* START *

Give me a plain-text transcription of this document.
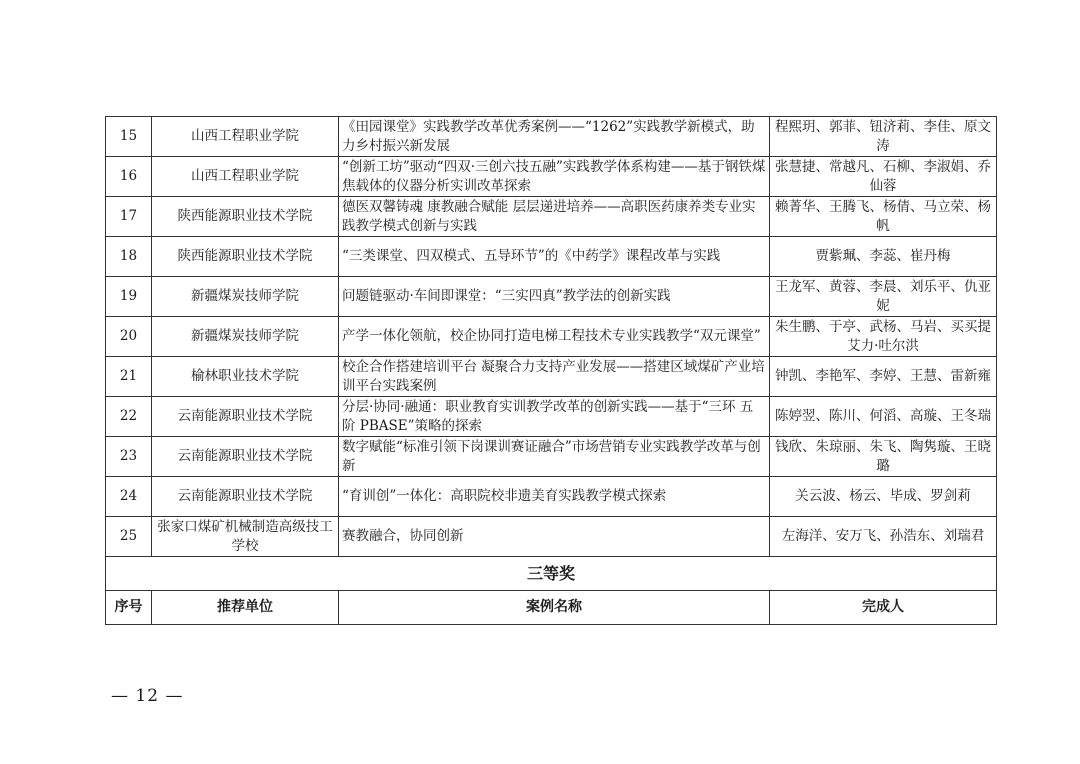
15	山西工程职业学院	《田园课堂》实践教学改革优秀案例——“1262”实践教学新模式，助力乡村振兴新发展	程熙玥、郭菲、钮济莉、李佳、原文涛
16	山西工程职业学院	“创新工坊”驱动“四双·三创六技五融”实践教学体系构建——基于钢铁煤焦载体的仪器分析实训改革探索	张慧捷、常越凡、石柳、李淑娟、乔仙蓉
17	陕西能源职业技术学院	德医双馨铸魂 康教融合赋能 层层递进培养——高职医药康养类专业实践教学模式创新与实践	赖菁华、王腾飞、杨倩、马立荣、杨帆
18	陕西能源职业技术学院	“三类课堂、四双模式、五导环节”的《中药学》课程改革与实践	贾紫珮、李蕊、崔丹梅
19	新疆煤炭技师学院	问题链驱动·车间即课堂：“三实四真”教学法的创新实践	王龙军、黄蓉、李晨、刘乐平、仇亚妮
20	新疆煤炭技师学院	产学一体化领航，校企协同打造电梯工程技术专业实践教学“双元课堂”	朱生鹏、于亭、武杨、马岩、买买提艾力·吐尔洪
21	榆林职业技术学院	校企合作搭建培训平台 凝聚合力支持产业发展——搭建区域煤矿产业培训平台实践案例	钟凯、李艳军、李婷、王慧、雷新雍
22	云南能源职业技术学院	分层·协同·融通：职业教育实训教学改革的创新实践——基于“三环 五阶 PBASE”策略的探索	陈婷翌、陈川、何滔、高璇、王冬瑞
23	云南能源职业技术学院	数字赋能“标准引领下岗课训赛证融合”市场营销专业实践教学改革与创新	钱欣、朱琼丽、朱飞、陶隽璇、王晓璐
24	云南能源职业技术学院	“育训创”一体化：高职院校非遗美育实践教学模式探索	关云波、杨云、毕成、罗剑莉
25	张家口煤矿机械制造高级技工学校	赛教融合，协同创新	左海洋、安万飞、孙浩东、刘瑞君
三等奖			
序号	推荐单位	案例名称	完成人
— 12 —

* END *

■ Task requirements
Exactly how many lines of the listing above contain the string "云南能源职业技术学院"? Give no more than the number.

■ Reply to the task
3